(Stored data)

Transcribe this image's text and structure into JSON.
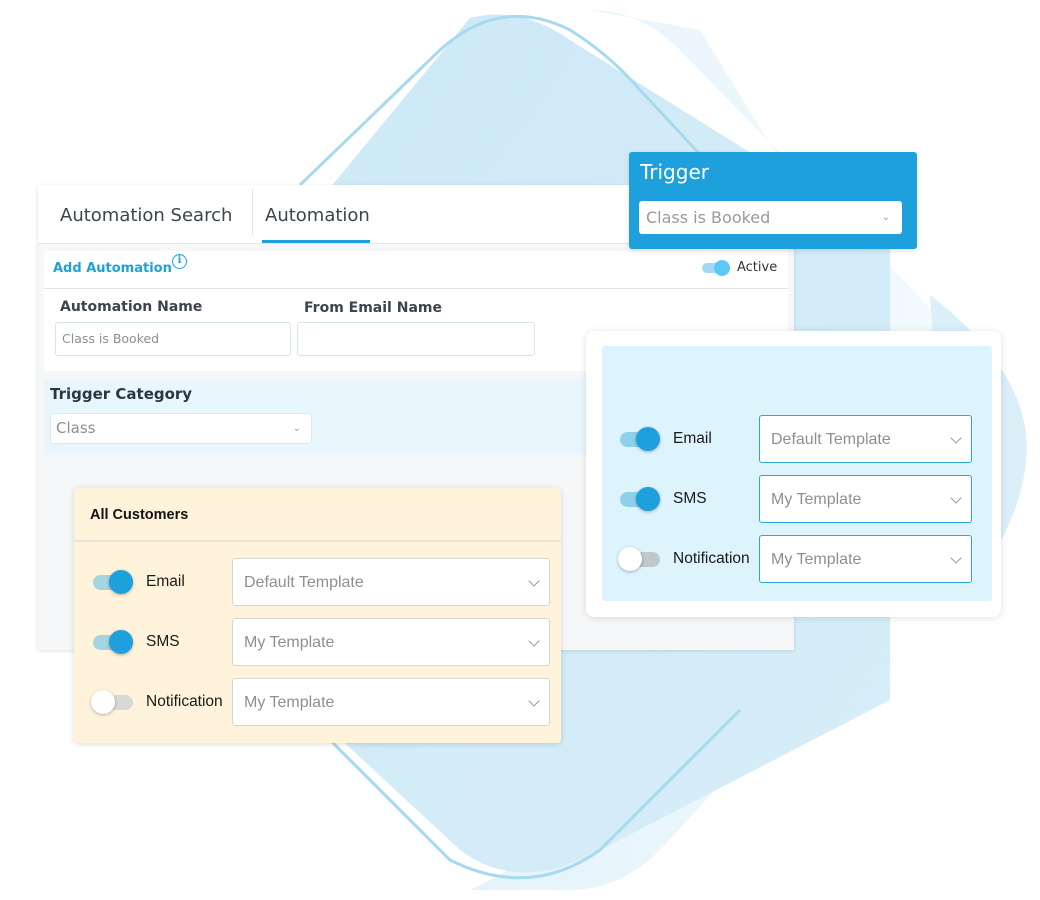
{
  "colors": {
    "accent": "#1ea0dc",
    "trigger_bg": "#1ea0dc",
    "light_blue_panel": "#def4fd",
    "yellow_panel": "#fff4db"
  },
  "tabs": [
    {
      "label": "Automation Search",
      "active": false
    },
    {
      "label": "Automation",
      "active": true
    }
  ],
  "add_automation": {
    "title": "Add Automation",
    "info_icon": "info-icon",
    "info_glyph": "i",
    "active_label": "Active",
    "active_on": true
  },
  "fields": {
    "automation_name": {
      "label": "Automation Name",
      "placeholder": "Class is Booked",
      "value": ""
    },
    "from_email_name": {
      "label": "From Email Name",
      "placeholder": "",
      "value": ""
    }
  },
  "trigger_category": {
    "label": "Trigger Category",
    "selected": "Class",
    "chevron": "⌄"
  },
  "trigger_card": {
    "title": "Trigger",
    "selected": "Class is Booked",
    "chevron": "⌄"
  },
  "all_customers_card": {
    "title": "All Customers",
    "rows": [
      {
        "label": "Email",
        "enabled": true,
        "template": "Default Template"
      },
      {
        "label": "SMS",
        "enabled": true,
        "template": "My Template"
      },
      {
        "label": "Notification",
        "enabled": false,
        "template": "My Template"
      }
    ]
  },
  "right_card": {
    "rows": [
      {
        "label": "Email",
        "enabled": true,
        "template": "Default Template"
      },
      {
        "label": "SMS",
        "enabled": true,
        "template": "My Template"
      },
      {
        "label": "Notification",
        "enabled": false,
        "template": "My Template"
      }
    ]
  }
}
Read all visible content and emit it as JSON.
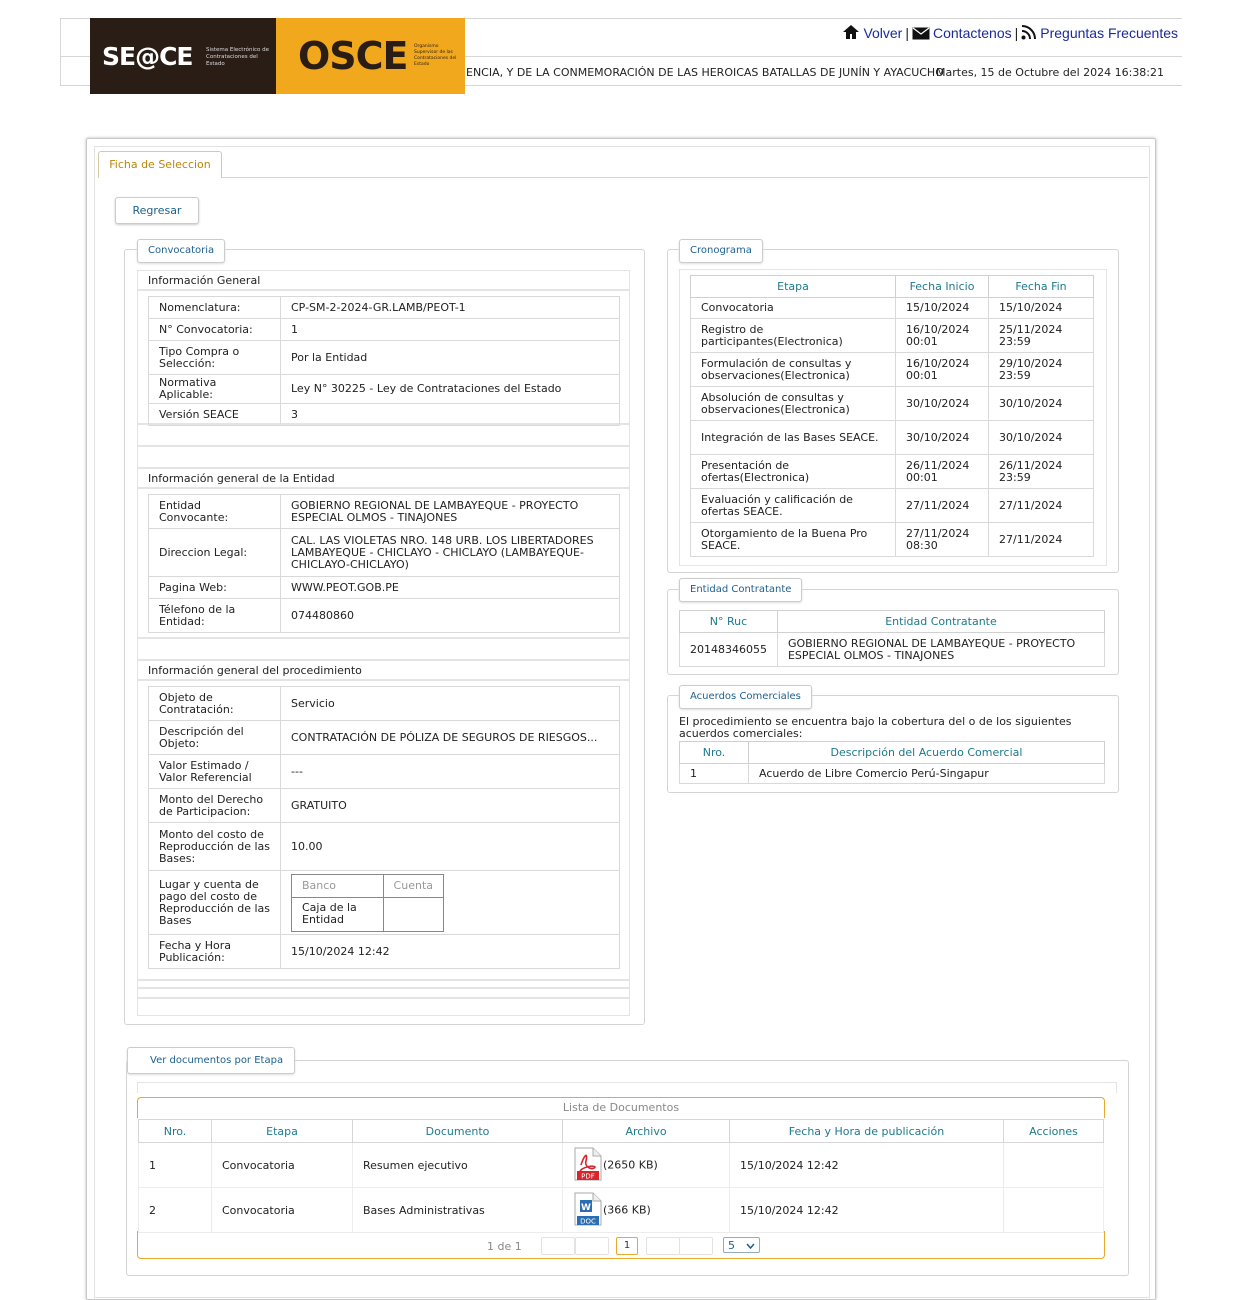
{
  "header": {
    "seace_logo_text": "SE@CE",
    "seace_logo_sub": "Sistema Electrónico de Contrataciones del Estado",
    "osce_logo_text": "OSCE",
    "osce_logo_sub": "Organismo Supervisor de las Contrataciones del Estado",
    "links": {
      "volver": "Volver",
      "contactenos": "Contactenos",
      "faq": "Preguntas Frecuentes"
    },
    "marquee": "ENCIA, Y DE LA CONMEMORACIÓN DE LAS HEROICAS BATALLAS DE JUNÍN Y AYACUCHO",
    "datetime": "Martes, 15 de Octubre del 2024 16:38:21"
  },
  "tab_label": "Ficha de Seleccion",
  "back_button": "Regresar",
  "convocatoria": {
    "legend": "Convocatoria",
    "general": {
      "title": "Información General",
      "rows": [
        {
          "k": "Nomenclatura:",
          "v": "CP-SM-2-2024-GR.LAMB/PEOT-1"
        },
        {
          "k": "N° Convocatoria:",
          "v": "1"
        },
        {
          "k": "Tipo Compra o Selección:",
          "v": "Por la Entidad"
        },
        {
          "k": "Normativa Aplicable:",
          "v": "Ley N° 30225 - Ley de Contrataciones del Estado"
        },
        {
          "k": "Versión SEACE",
          "v": "3"
        }
      ]
    },
    "entidad": {
      "title": "Información general de la Entidad",
      "rows": [
        {
          "k": "Entidad Convocante:",
          "v": "GOBIERNO REGIONAL DE LAMBAYEQUE - PROYECTO ESPECIAL OLMOS - TINAJONES"
        },
        {
          "k": "Direccion Legal:",
          "v": "CAL. LAS VIOLETAS NRO. 148 URB. LOS LIBERTADORES LAMBAYEQUE - CHICLAYO - CHICLAYO (LAMBAYEQUE-CHICLAYO-CHICLAYO)"
        },
        {
          "k": "Pagina Web:",
          "v": "WWW.PEOT.GOB.PE"
        },
        {
          "k": "Télefono de la Entidad:",
          "v": "074480860"
        }
      ]
    },
    "procedimiento": {
      "title": "Información general del procedimiento",
      "rows": [
        {
          "k": "Objeto de Contratación:",
          "v": "Servicio"
        },
        {
          "k": "Descripción del Objeto:",
          "v": "CONTRATACIÓN DE PÓLIZA DE SEGUROS DE RIESGOS..."
        },
        {
          "k": "Valor Estimado / Valor Referencial",
          "v": "---"
        },
        {
          "k": "Monto del Derecho de Participacion:",
          "v": "GRATUITO"
        },
        {
          "k": "Monto del costo de Reproducción de las Bases:",
          "v": "10.00"
        },
        {
          "k": "Lugar y cuenta de pago del costo de Reproducción de las Bases",
          "v": ""
        },
        {
          "k": "Fecha y Hora Publicación:",
          "v": "15/10/2024 12:42"
        }
      ],
      "pago_table": {
        "h_banco": "Banco",
        "h_cuenta": "Cuenta",
        "banco": "Caja de la Entidad",
        "cuenta": ""
      }
    }
  },
  "cronograma": {
    "legend": "Cronograma",
    "headers": [
      "Etapa",
      "Fecha Inicio",
      "Fecha Fin"
    ],
    "rows": [
      {
        "etapa": "Convocatoria",
        "inicio": "15/10/2024",
        "fin": "15/10/2024"
      },
      {
        "etapa": "Registro de participantes(Electronica)",
        "inicio": "16/10/2024 00:01",
        "fin": "25/11/2024 23:59"
      },
      {
        "etapa": "Formulación de consultas y observaciones(Electronica)",
        "inicio": "16/10/2024 00:01",
        "fin": "29/10/2024 23:59"
      },
      {
        "etapa": "Absolución de consultas y observaciones(Electronica)",
        "inicio": "30/10/2024",
        "fin": "30/10/2024"
      },
      {
        "etapa": "Integración de las Bases SEACE.",
        "inicio": "30/10/2024",
        "fin": "30/10/2024"
      },
      {
        "etapa": "Presentación de ofertas(Electronica)",
        "inicio": "26/11/2024 00:01",
        "fin": "26/11/2024 23:59"
      },
      {
        "etapa": "Evaluación y calificación de ofertas SEACE.",
        "inicio": "27/11/2024",
        "fin": "27/11/2024"
      },
      {
        "etapa": "Otorgamiento de la Buena Pro SEACE.",
        "inicio": "27/11/2024 08:30",
        "fin": "27/11/2024"
      }
    ]
  },
  "entidad_contratante": {
    "legend": "Entidad Contratante",
    "headers": [
      "N° Ruc",
      "Entidad Contratante"
    ],
    "ruc": "20148346055",
    "nombre": "GOBIERNO REGIONAL DE LAMBAYEQUE - PROYECTO ESPECIAL OLMOS - TINAJONES"
  },
  "acuerdos": {
    "legend": "Acuerdos Comerciales",
    "intro": "El procedimiento se encuentra bajo la cobertura del o de los siguientes acuerdos comerciales:",
    "headers": [
      "Nro.",
      "Descripción del Acuerdo Comercial"
    ],
    "rows": [
      {
        "nro": "1",
        "desc": "Acuerdo de Libre Comercio Perú-Singapur"
      }
    ]
  },
  "documentos": {
    "legend": "Ver documentos por Etapa",
    "caption": "Lista de Documentos",
    "headers": [
      "Nro.",
      "Etapa",
      "Documento",
      "Archivo",
      "Fecha y Hora de publicación",
      "Acciones"
    ],
    "rows": [
      {
        "nro": "1",
        "etapa": "Convocatoria",
        "doc": "Resumen ejecutivo",
        "icon": "pdf-icon",
        "icon_label": "PDF",
        "size": "(2650 KB)",
        "fecha": "15/10/2024 12:42"
      },
      {
        "nro": "2",
        "etapa": "Convocatoria",
        "doc": "Bases Administrativas",
        "icon": "doc-icon",
        "icon_label": "DOC",
        "size": "(366 KB)",
        "fecha": "15/10/2024 12:42"
      }
    ],
    "pager": {
      "info": "1 de 1",
      "current": "1",
      "page_size": "5"
    }
  }
}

# [PROBLEM STATEMENT]
Copy every line of the entries above in which "PEOT" occurs.

# [EXPECTED OUTPUT]
          "v": "CP-SM-2-2024-GR.LAMB/PEOT-1"
          "v": "WWW.PEOT.GOB.PE"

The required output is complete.